(PROBLEM DETAILS)
Exact reproduction of the data is required, with images excluded.

━━ THE INPUT ━━

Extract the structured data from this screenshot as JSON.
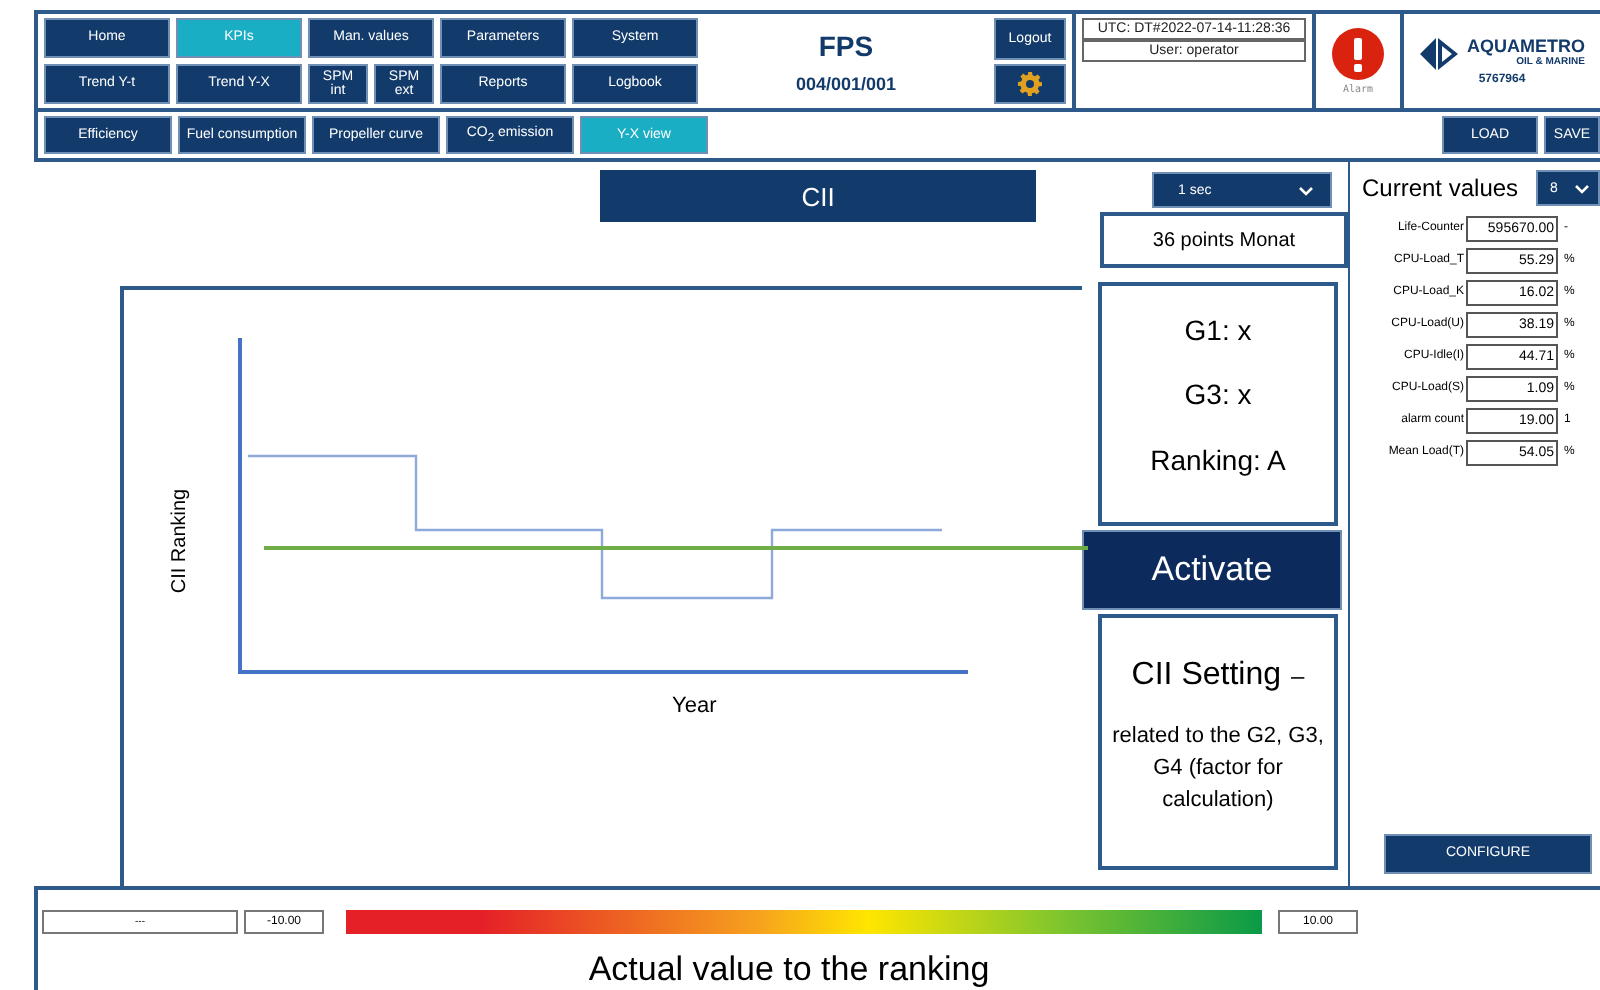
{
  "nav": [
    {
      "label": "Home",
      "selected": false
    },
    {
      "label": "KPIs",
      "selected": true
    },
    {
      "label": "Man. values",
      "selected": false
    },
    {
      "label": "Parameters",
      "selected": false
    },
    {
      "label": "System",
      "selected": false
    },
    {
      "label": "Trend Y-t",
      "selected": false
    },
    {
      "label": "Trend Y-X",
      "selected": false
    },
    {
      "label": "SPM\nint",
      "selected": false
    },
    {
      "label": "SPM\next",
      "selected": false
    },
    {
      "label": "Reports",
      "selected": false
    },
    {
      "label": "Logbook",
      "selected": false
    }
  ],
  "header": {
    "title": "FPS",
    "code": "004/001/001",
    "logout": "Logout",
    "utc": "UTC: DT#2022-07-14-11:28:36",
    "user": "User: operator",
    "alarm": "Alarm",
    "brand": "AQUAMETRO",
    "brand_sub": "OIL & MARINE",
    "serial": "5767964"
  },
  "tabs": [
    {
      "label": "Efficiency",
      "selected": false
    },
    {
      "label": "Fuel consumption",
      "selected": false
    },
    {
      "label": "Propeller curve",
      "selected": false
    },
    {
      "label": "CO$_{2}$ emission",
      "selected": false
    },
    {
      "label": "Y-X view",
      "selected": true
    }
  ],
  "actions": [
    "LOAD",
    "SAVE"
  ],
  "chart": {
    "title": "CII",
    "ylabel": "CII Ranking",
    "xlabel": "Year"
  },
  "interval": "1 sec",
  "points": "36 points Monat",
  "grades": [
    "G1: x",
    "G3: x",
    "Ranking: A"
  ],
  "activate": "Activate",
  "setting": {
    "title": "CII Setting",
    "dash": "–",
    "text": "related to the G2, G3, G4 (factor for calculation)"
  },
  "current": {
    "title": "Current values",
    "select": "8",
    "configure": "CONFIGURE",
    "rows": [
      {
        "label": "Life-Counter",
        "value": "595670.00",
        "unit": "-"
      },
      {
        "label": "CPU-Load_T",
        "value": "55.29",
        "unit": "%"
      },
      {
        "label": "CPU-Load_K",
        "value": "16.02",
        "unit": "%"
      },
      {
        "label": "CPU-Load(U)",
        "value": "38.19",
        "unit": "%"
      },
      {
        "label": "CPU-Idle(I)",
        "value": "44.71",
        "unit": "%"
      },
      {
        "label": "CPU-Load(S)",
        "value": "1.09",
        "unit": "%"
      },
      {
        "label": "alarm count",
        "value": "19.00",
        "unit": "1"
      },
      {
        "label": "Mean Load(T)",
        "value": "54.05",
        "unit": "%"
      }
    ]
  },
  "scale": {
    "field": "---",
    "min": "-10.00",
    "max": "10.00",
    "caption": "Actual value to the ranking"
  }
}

━━━

(EXERCISE OUTPUT)
Extract the structured data from this screenshot as JSON.
{
  "nav": [
    {
      "label": "Home",
      "selected": false
    },
    {
      "label": "KPIs",
      "selected": true
    },
    {
      "label": "Man. values",
      "selected": false
    },
    {
      "label": "Parameters",
      "selected": false
    },
    {
      "label": "System",
      "selected": false
    },
    {
      "label": "Trend Y-t",
      "selected": false
    },
    {
      "label": "Trend Y-X",
      "selected": false
    },
    {
      "label": "SPM\nint",
      "selected": false
    },
    {
      "label": "SPM\next",
      "selected": false
    },
    {
      "label": "Reports",
      "selected": false
    },
    {
      "label": "Logbook",
      "selected": false
    }
  ],
  "header": {
    "title": "FPS",
    "code": "004/001/001",
    "logout": "Logout",
    "utc": "UTC: DT#2022-07-14-11:28:36",
    "user": "User: operator",
    "alarm": "Alarm",
    "brand": "AQUAMETRO",
    "brand_sub": "OIL & MARINE",
    "serial": "5767964"
  },
  "tabs": [
    {
      "label": "Efficiency",
      "selected": false
    },
    {
      "label": "Fuel consumption",
      "selected": false
    },
    {
      "label": "Propeller curve",
      "selected": false
    },
    {
      "label": "CO$_{2}$ emission",
      "selected": false
    },
    {
      "label": "Y-X view",
      "selected": true
    }
  ],
  "actions": [
    "LOAD",
    "SAVE"
  ],
  "chart": {
    "title": "CII",
    "ylabel": "CII Ranking",
    "xlabel": "Year"
  },
  "interval": "1 sec",
  "points": "36 points Monat",
  "grades": [
    "G1: x",
    "G3: x",
    "Ranking: A"
  ],
  "activate": "Activate",
  "setting": {
    "title": "CII Setting",
    "dash": "–",
    "text": "related to the G2, G3, G4 (factor for calculation)"
  },
  "current": {
    "title": "Current values",
    "select": "8",
    "configure": "CONFIGURE",
    "rows": [
      {
        "label": "Life-Counter",
        "value": "595670.00",
        "unit": "-"
      },
      {
        "label": "CPU-Load_T",
        "value": "55.29",
        "unit": "%"
      },
      {
        "label": "CPU-Load_K",
        "value": "16.02",
        "unit": "%"
      },
      {
        "label": "CPU-Load(U)",
        "value": "38.19",
        "unit": "%"
      },
      {
        "label": "CPU-Idle(I)",
        "value": "44.71",
        "unit": "%"
      },
      {
        "label": "CPU-Load(S)",
        "value": "1.09",
        "unit": "%"
      },
      {
        "label": "alarm count",
        "value": "19.00",
        "unit": "1"
      },
      {
        "label": "Mean Load(T)",
        "value": "54.05",
        "unit": "%"
      }
    ]
  },
  "scale": {
    "field": "---",
    "min": "-10.00",
    "max": "10.00",
    "caption": "Actual value to the ranking"
  }
}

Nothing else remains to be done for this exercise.